> _Given problem_
All entries below need to be written out exactly, but without their pictures.

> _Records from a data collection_

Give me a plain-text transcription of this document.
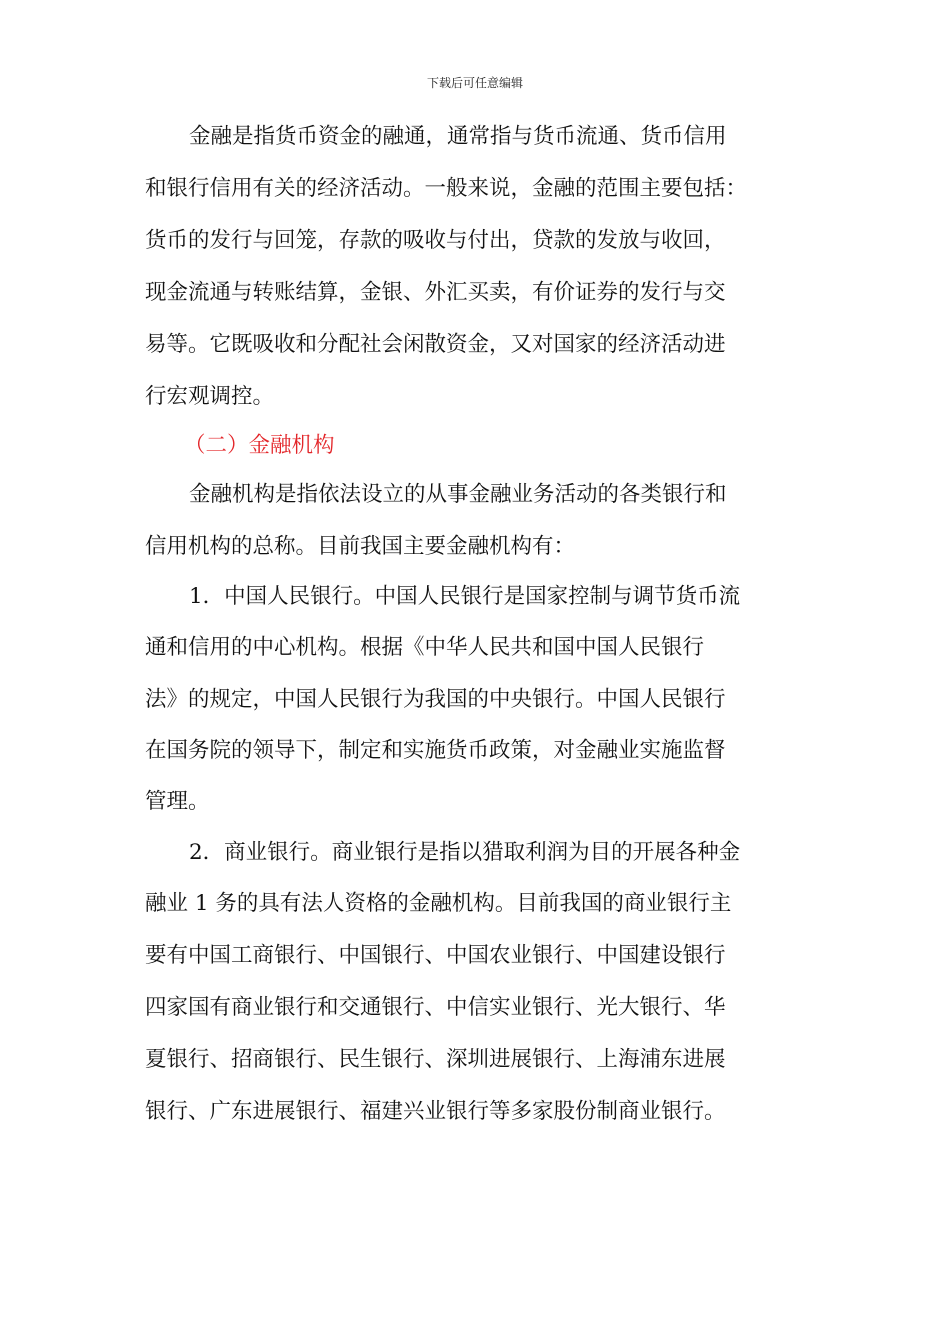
下载后可任意编辑
金融是指货币资金的融通，通常指与货币流通、货币信用
和银行信用有关的经济活动。一般来说，金融的范围主要包括：
货币的发行与回笼，存款的吸收与付出，贷款的发放与收回，
现金流通与转账结算，金银、外汇买卖，有价证券的发行与交
易等。它既吸收和分配社会闲散资金，又对国家的经济活动进
行宏观调控。
（二）金融机构
金融机构是指依法设立的从事金融业务活动的各类银行和
信用机构的总称。目前我国主要金融机构有：
1．中国人民银行。中国人民银行是国家控制与调节货币流
通和信用的中心机构。根据《中华人民共和国中国人民银行
法》的规定，中国人民银行为我国的中央银行。中国人民银行
在国务院的领导下，制定和实施货币政策，对金融业实施监督
管理。
2．商业银行。商业银行是指以猎取利润为目的开展各种金
融业 1 务的具有法人资格的金融机构。目前我国的商业银行主
要有中国工商银行、中国银行、中国农业银行、中国建设银行
四家国有商业银行和交通银行、中信实业银行、光大银行、华
夏银行、招商银行、民生银行、深圳进展银行、上海浦东进展
银行、广东进展银行、福建兴业银行等多家股份制商业银行。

> _Exercise answer_
Give me a plain-text transcription of this document.
下载后可任意编辑
金融是指货币资金的融通，通常指与货币流通、货币信用
和银行信用有关的经济活动。一般来说，金融的范围主要包括：
货币的发行与回笼，存款的吸收与付出，贷款的发放与收回，
现金流通与转账结算，金银、外汇买卖，有价证券的发行与交
易等。它既吸收和分配社会闲散资金，又对国家的经济活动进
行宏观调控。
（二）金融机构
金融机构是指依法设立的从事金融业务活动的各类银行和
信用机构的总称。目前我国主要金融机构有：
1．中国人民银行。中国人民银行是国家控制与调节货币流
通和信用的中心机构。根据《中华人民共和国中国人民银行
法》的规定，中国人民银行为我国的中央银行。中国人民银行
在国务院的领导下，制定和实施货币政策，对金融业实施监督
管理。
2．商业银行。商业银行是指以猎取利润为目的开展各种金
融业 1 务的具有法人资格的金融机构。目前我国的商业银行主
要有中国工商银行、中国银行、中国农业银行、中国建设银行
四家国有商业银行和交通银行、中信实业银行、光大银行、华
夏银行、招商银行、民生银行、深圳进展银行、上海浦东进展
银行、广东进展银行、福建兴业银行等多家股份制商业银行。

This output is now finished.